━━━━━ The records

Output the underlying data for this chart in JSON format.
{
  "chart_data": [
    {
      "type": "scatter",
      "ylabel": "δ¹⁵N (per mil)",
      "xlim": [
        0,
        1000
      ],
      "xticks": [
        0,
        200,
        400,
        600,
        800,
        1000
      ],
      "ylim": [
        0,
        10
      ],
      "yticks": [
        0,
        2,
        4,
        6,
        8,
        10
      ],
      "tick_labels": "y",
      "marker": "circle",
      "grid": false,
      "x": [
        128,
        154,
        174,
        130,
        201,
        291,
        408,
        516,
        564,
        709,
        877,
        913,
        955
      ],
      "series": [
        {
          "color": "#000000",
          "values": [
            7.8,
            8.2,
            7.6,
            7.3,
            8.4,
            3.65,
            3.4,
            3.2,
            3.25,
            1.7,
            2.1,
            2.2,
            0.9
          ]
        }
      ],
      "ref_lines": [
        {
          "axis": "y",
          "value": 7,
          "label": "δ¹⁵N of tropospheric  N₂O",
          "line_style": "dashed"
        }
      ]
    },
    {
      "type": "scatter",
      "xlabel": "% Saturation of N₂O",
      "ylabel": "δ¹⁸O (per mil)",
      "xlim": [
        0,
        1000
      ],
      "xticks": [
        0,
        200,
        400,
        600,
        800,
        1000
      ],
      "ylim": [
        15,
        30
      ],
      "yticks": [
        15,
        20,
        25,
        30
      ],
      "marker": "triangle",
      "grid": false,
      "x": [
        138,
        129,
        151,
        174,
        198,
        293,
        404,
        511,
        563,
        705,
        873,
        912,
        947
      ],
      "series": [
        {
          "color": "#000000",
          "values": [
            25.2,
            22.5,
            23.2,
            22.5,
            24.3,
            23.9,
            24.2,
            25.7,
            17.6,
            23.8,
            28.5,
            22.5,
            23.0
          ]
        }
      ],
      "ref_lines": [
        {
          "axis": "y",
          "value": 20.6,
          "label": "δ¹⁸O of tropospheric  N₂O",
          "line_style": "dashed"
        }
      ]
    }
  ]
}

━━━━━━━━━━

* Your objective: Identify every line where the string "δ¹⁵N" appears.

* Exercise answer:
      "ylabel": "δ¹⁵N (per mil)",
          "label": "δ¹⁵N of tropospheric  N₂O",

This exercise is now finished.